> [WORK REQUIRED]:
Beginning with the line where "Decode this image" appears, retype every remaining line of the data below, both the first and last included.

Data items:
---

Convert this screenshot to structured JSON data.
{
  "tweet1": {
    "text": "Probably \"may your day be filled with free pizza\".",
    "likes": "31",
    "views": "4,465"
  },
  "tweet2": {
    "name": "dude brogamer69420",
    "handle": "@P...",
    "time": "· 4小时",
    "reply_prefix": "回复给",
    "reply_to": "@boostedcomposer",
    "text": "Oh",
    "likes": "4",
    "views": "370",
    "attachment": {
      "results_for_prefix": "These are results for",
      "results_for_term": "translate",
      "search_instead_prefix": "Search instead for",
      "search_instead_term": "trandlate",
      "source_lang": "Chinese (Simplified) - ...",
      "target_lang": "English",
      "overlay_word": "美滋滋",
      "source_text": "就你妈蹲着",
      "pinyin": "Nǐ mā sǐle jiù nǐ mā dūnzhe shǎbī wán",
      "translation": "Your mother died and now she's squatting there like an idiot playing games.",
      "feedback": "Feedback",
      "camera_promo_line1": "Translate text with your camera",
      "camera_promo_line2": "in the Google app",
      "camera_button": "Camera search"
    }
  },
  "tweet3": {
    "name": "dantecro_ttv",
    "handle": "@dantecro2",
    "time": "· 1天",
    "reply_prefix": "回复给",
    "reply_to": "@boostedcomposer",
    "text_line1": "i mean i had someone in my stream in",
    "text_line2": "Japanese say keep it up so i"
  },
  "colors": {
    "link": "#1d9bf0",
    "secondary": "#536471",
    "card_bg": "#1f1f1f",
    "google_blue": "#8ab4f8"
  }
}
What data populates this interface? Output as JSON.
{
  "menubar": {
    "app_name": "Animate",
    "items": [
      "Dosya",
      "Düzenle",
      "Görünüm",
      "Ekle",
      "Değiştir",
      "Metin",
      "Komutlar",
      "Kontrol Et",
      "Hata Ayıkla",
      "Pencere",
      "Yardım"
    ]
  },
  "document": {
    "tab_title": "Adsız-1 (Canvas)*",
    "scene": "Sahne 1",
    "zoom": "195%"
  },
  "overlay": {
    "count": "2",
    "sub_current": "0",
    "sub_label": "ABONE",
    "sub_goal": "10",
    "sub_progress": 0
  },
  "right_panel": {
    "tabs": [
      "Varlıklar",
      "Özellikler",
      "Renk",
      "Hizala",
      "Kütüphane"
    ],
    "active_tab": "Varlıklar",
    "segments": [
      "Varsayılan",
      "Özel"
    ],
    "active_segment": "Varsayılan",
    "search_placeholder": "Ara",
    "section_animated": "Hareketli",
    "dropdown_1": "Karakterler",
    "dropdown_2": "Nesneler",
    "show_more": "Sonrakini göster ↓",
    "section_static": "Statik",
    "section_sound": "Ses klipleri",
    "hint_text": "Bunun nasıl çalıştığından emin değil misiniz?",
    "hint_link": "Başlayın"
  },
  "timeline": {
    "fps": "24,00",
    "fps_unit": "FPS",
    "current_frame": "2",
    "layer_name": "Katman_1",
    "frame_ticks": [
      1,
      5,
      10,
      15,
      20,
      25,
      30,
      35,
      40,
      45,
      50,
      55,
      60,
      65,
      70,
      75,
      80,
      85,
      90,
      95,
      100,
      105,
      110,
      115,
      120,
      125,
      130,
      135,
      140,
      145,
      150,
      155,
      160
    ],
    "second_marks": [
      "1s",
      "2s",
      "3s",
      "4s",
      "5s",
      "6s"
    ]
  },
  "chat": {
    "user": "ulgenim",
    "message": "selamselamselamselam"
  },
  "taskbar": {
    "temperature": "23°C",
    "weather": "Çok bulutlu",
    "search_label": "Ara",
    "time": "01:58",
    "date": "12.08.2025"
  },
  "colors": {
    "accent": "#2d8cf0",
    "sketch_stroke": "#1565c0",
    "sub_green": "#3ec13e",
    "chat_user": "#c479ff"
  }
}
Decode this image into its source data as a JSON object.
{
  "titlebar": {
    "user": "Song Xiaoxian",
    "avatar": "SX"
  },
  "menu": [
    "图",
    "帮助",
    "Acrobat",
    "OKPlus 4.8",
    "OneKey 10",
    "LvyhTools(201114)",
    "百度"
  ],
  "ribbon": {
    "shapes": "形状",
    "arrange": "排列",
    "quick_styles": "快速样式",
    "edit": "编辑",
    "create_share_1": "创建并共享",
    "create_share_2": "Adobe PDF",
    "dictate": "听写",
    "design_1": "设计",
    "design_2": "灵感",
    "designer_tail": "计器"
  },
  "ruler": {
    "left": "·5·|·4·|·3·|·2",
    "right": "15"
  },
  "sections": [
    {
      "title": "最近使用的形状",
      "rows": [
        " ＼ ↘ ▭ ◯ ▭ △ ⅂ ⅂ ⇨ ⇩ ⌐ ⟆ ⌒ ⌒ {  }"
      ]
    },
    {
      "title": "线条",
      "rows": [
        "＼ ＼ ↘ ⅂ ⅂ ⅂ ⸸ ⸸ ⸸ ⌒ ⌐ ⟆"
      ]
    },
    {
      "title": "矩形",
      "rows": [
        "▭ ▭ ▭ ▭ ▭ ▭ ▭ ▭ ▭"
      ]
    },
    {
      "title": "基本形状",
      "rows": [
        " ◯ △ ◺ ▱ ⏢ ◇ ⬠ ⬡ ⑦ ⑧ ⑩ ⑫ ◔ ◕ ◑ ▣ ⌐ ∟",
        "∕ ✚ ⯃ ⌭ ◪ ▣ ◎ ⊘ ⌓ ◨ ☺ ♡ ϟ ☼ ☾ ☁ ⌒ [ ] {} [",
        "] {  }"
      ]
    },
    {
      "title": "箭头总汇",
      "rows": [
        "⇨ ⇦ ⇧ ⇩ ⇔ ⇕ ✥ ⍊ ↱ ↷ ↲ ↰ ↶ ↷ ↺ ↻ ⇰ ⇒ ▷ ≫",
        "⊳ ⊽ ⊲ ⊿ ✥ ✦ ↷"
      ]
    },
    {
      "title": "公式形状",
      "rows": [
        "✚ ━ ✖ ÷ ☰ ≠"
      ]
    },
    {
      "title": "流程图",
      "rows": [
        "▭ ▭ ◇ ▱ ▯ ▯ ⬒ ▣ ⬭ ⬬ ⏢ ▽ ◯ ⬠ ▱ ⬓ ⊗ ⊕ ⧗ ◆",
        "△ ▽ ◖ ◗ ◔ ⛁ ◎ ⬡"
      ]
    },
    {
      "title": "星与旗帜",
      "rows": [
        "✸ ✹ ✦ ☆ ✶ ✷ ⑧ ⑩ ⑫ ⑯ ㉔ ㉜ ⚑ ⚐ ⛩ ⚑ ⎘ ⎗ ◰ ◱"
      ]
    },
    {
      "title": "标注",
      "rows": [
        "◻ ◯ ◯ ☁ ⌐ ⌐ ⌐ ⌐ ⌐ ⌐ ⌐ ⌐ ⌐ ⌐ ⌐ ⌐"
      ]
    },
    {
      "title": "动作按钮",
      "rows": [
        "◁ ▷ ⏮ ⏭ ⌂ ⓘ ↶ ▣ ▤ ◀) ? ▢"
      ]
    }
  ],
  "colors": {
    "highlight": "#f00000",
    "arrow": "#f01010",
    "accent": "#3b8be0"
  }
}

---

> [EXPECTED ANSWER]:
Decode this image into its source data as a JSON object.
{
  "titlebar": {
    "user": "Song Xiaoxian",
    "avatar": "SX"
  },
  "menu": [
    "图",
    "帮助",
    "Acrobat",
    "OKPlus 4.8",
    "OneKey 10",
    "LvyhTools(201114)",
    "百度"
  ],
  "ribbon": {
    "shapes": "形状",
    "arrange": "排列",
    "quick_styles": "快速样式",
    "edit": "编辑",
    "create_share_1": "创建并共享",
    "create_share_2": "Adobe PDF",
    "dictate": "听写",
    "design_1": "设计",
    "design_2": "灵感",
    "designer_tail": "计器"
  },
  "ruler": {
    "left": "·5·|·4·|·3·|·2",
    "right": "15"
  },
  "sections": [
    {
      "title": "最近使用的形状",
      "rows": [
        " ＼ ↘ ▭ ◯ ▭ △ ⅂ ⅂ ⇨ ⇩ ⌐ ⟆ ⌒ ⌒ {  }"
      ]
    },
    {
      "title": "线条",
      "rows": [
        "＼ ＼ ↘ ⅂ ⅂ ⅂ ⸸ ⸸ ⸸ ⌒ ⌐ ⟆"
      ]
    },
    {
      "title": "矩形",
      "rows": [
        "▭ ▭ ▭ ▭ ▭ ▭ ▭ ▭ ▭"
      ]
    },
    {
      "title": "基本形状",
      "rows": [
        " ◯ △ ◺ ▱ ⏢ ◇ ⬠ ⬡ ⑦ ⑧ ⑩ ⑫ ◔ ◕ ◑ ▣ ⌐ ∟",
        "∕ ✚ ⯃ ⌭ ◪ ▣ ◎ ⊘ ⌓ ◨ ☺ ♡ ϟ ☼ ☾ ☁ ⌒ [ ] {} [",
        "] {  }"
      ]
    },
    {
      "title": "箭头总汇",
      "rows": [
        "⇨ ⇦ ⇧ ⇩ ⇔ ⇕ ✥ ⍊ ↱ ↷ ↲ ↰ ↶ ↷ ↺ ↻ ⇰ ⇒ ▷ ≫",
        "⊳ ⊽ ⊲ ⊿ ✥ ✦ ↷"
      ]
    },
    {
      "title": "公式形状",
      "rows": [
        "✚ ━ ✖ ÷ ☰ ≠"
      ]
    },
    {
      "title": "流程图",
      "rows": [
        "▭ ▭ ◇ ▱ ▯ ▯ ⬒ ▣ ⬭ ⬬ ⏢ ▽ ◯ ⬠ ▱ ⬓ ⊗ ⊕ ⧗ ◆",
        "△ ▽ ◖ ◗ ◔ ⛁ ◎ ⬡"
      ]
    },
    {
      "title": "星与旗帜",
      "rows": [
        "✸ ✹ ✦ ☆ ✶ ✷ ⑧ ⑩ ⑫ ⑯ ㉔ ㉜ ⚑ ⚐ ⛩ ⚑ ⎘ ⎗ ◰ ◱"
      ]
    },
    {
      "title": "标注",
      "rows": [
        "◻ ◯ ◯ ☁ ⌐ ⌐ ⌐ ⌐ ⌐ ⌐ ⌐ ⌐ ⌐ ⌐ ⌐ ⌐"
      ]
    },
    {
      "title": "动作按钮",
      "rows": [
        "◁ ▷ ⏮ ⏭ ⌂ ⓘ ↶ ▣ ▤ ◀) ? ▢"
      ]
    }
  ],
  "colors": {
    "highlight": "#f00000",
    "arrow": "#f01010",
    "accent": "#3b8be0"
  }
}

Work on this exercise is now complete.